(Entries with figure data)
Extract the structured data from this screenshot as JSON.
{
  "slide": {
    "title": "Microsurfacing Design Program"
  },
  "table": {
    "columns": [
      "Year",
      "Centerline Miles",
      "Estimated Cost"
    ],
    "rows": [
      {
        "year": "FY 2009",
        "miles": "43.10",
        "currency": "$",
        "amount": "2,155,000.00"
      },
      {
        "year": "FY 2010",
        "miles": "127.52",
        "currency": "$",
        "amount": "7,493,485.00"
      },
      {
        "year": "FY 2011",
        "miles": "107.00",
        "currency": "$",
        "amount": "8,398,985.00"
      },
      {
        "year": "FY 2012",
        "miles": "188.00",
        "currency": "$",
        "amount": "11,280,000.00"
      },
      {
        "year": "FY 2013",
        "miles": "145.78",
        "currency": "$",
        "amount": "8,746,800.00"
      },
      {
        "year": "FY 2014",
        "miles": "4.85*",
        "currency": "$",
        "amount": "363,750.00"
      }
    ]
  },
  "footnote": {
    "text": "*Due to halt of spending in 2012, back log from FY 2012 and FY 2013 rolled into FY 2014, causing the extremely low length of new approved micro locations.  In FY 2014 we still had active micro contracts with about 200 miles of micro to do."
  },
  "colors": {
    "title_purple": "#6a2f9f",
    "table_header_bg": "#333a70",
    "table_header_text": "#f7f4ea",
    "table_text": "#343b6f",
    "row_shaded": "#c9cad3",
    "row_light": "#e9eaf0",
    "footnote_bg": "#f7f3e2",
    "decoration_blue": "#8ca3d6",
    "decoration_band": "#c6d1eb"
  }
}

__AIM__.
Check each line of the records above for "amount", and copy those that have it.

__COMPLETED EXERCISE__.
        "amount": "2,155,000.00"
        "amount": "7,493,485.00"
        "amount": "8,398,985.00"
        "amount": "11,280,000.00"
        "amount": "8,746,800.00"
        "amount": "363,750.00"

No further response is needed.